Given records:
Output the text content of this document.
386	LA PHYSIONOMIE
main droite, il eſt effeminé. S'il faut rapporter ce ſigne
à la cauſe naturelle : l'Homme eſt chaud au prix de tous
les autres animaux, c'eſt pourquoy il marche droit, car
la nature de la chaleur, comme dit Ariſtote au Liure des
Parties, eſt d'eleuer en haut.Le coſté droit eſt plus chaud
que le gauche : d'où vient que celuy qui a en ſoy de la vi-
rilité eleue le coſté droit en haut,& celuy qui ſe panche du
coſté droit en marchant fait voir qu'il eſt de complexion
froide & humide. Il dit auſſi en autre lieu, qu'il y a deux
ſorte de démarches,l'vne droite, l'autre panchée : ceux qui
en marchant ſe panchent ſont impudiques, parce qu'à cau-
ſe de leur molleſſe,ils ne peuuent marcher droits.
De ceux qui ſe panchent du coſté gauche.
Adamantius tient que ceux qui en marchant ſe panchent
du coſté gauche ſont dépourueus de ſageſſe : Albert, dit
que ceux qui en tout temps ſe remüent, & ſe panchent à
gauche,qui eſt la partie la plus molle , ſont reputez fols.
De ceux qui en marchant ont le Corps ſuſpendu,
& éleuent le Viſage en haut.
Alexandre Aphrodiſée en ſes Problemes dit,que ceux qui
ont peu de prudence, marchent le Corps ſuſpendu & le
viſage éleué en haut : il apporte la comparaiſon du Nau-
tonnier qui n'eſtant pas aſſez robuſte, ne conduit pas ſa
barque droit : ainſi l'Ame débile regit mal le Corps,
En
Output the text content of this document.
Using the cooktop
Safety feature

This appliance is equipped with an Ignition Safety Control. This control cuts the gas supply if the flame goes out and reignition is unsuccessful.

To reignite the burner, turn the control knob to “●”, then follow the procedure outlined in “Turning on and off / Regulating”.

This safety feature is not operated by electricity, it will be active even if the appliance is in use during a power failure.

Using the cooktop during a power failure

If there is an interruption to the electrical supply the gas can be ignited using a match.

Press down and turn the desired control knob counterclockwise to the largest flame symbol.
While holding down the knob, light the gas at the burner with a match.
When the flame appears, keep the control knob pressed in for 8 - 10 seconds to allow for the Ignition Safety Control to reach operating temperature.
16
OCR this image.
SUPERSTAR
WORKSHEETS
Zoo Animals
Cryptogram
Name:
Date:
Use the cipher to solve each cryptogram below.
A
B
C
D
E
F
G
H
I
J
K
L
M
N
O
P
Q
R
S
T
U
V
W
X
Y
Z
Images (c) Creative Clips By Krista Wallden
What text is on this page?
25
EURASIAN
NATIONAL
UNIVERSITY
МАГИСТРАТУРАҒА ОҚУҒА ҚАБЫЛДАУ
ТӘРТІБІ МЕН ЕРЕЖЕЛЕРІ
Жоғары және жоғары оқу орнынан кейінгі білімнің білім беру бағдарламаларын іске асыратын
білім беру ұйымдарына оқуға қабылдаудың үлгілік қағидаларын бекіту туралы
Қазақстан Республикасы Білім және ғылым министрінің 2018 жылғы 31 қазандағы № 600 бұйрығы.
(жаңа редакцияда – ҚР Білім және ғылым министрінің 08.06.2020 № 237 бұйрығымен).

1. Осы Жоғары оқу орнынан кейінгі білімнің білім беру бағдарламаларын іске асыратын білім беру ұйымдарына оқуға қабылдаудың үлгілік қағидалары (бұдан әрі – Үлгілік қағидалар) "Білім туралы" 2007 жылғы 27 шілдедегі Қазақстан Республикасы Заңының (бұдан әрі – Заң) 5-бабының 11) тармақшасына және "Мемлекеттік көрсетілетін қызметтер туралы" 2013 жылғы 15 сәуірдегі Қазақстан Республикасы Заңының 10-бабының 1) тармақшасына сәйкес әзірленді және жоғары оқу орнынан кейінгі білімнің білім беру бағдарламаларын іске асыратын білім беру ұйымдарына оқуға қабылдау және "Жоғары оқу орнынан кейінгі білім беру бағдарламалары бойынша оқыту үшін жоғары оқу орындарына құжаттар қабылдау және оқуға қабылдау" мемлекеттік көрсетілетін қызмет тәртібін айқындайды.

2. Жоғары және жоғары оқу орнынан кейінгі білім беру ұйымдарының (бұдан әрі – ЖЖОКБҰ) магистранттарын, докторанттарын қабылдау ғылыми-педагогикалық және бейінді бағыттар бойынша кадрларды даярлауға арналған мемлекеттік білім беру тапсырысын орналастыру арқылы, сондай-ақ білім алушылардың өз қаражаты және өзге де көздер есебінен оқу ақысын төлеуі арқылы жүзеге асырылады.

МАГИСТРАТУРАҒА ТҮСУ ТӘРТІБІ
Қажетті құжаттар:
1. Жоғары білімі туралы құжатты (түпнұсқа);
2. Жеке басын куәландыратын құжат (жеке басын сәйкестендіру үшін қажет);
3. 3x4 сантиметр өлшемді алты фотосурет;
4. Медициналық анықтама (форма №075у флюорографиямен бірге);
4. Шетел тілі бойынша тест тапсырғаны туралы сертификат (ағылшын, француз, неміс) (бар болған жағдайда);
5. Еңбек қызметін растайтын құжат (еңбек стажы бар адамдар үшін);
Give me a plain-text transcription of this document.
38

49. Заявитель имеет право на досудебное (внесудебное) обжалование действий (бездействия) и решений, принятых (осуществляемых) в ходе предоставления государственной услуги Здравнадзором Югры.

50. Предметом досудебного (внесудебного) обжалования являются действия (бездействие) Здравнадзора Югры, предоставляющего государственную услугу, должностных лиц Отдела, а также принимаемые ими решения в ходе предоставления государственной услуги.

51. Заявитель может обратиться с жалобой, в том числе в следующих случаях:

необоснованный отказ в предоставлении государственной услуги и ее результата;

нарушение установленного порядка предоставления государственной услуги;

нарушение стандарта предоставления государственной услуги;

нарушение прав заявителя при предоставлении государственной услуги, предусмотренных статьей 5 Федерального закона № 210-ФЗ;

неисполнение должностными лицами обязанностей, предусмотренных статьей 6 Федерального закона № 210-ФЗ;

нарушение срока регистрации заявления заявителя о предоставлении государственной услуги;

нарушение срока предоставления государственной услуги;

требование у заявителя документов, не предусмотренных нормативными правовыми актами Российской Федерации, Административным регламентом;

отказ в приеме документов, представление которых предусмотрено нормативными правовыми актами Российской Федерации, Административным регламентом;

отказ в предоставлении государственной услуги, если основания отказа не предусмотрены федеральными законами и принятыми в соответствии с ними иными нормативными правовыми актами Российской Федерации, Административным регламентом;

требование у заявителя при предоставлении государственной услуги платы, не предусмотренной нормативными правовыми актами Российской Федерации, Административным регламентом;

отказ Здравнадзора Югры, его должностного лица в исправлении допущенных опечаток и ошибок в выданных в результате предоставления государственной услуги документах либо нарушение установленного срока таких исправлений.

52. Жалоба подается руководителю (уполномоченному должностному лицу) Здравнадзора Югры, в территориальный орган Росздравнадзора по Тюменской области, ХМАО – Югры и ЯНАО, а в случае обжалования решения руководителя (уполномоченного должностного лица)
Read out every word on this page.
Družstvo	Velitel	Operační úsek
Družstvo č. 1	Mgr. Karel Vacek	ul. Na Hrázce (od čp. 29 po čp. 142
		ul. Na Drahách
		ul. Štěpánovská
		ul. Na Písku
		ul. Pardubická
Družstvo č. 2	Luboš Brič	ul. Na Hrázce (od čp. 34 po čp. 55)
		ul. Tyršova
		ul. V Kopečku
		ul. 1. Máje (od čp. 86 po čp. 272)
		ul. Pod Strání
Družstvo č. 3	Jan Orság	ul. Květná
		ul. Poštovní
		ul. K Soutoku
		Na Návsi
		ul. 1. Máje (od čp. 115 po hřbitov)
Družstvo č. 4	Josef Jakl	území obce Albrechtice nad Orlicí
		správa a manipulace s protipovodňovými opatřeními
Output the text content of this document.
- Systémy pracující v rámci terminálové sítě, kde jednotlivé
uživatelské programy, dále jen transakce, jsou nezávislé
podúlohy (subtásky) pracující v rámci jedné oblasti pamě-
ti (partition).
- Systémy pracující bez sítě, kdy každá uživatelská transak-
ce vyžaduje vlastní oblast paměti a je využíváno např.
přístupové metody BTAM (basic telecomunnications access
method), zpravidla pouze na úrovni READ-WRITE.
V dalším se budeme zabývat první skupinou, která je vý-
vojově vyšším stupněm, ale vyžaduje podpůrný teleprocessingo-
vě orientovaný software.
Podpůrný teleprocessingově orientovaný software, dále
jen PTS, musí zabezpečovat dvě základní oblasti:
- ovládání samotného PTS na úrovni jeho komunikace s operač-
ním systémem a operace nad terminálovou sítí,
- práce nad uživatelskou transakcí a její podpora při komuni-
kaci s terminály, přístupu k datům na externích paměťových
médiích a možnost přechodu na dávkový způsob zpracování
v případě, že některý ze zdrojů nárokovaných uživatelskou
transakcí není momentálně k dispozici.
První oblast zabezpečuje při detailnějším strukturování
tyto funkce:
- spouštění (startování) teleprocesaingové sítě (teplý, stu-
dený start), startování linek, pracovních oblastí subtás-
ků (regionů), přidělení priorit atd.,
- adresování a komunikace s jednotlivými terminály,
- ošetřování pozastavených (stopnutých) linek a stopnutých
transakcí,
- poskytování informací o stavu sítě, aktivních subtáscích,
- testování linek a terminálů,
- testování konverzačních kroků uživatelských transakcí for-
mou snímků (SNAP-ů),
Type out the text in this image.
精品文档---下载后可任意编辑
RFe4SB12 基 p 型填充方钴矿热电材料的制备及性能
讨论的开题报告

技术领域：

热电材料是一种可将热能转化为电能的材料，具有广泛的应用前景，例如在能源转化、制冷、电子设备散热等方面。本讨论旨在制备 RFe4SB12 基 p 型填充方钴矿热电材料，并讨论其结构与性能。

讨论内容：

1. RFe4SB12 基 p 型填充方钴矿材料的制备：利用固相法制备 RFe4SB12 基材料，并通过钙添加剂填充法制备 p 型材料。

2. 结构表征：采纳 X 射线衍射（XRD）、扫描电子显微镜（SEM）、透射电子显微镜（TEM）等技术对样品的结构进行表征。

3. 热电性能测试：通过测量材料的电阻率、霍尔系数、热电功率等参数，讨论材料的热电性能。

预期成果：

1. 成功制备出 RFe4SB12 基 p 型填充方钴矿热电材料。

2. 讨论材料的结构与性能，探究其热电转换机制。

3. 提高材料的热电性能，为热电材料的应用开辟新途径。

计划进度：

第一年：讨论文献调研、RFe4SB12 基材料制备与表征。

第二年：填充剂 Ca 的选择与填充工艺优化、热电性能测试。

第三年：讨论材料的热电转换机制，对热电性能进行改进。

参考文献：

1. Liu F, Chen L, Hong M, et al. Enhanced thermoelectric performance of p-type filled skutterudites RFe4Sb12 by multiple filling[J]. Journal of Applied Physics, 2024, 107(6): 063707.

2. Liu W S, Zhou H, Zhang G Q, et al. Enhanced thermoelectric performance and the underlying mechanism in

Problem details: Copy out each line of the records that holds the string "failure".

Solved exercise:
This safety feature is not operated by electricity, it will be active even if the appliance is in use during a power failure.
Using the cooktop during a power failure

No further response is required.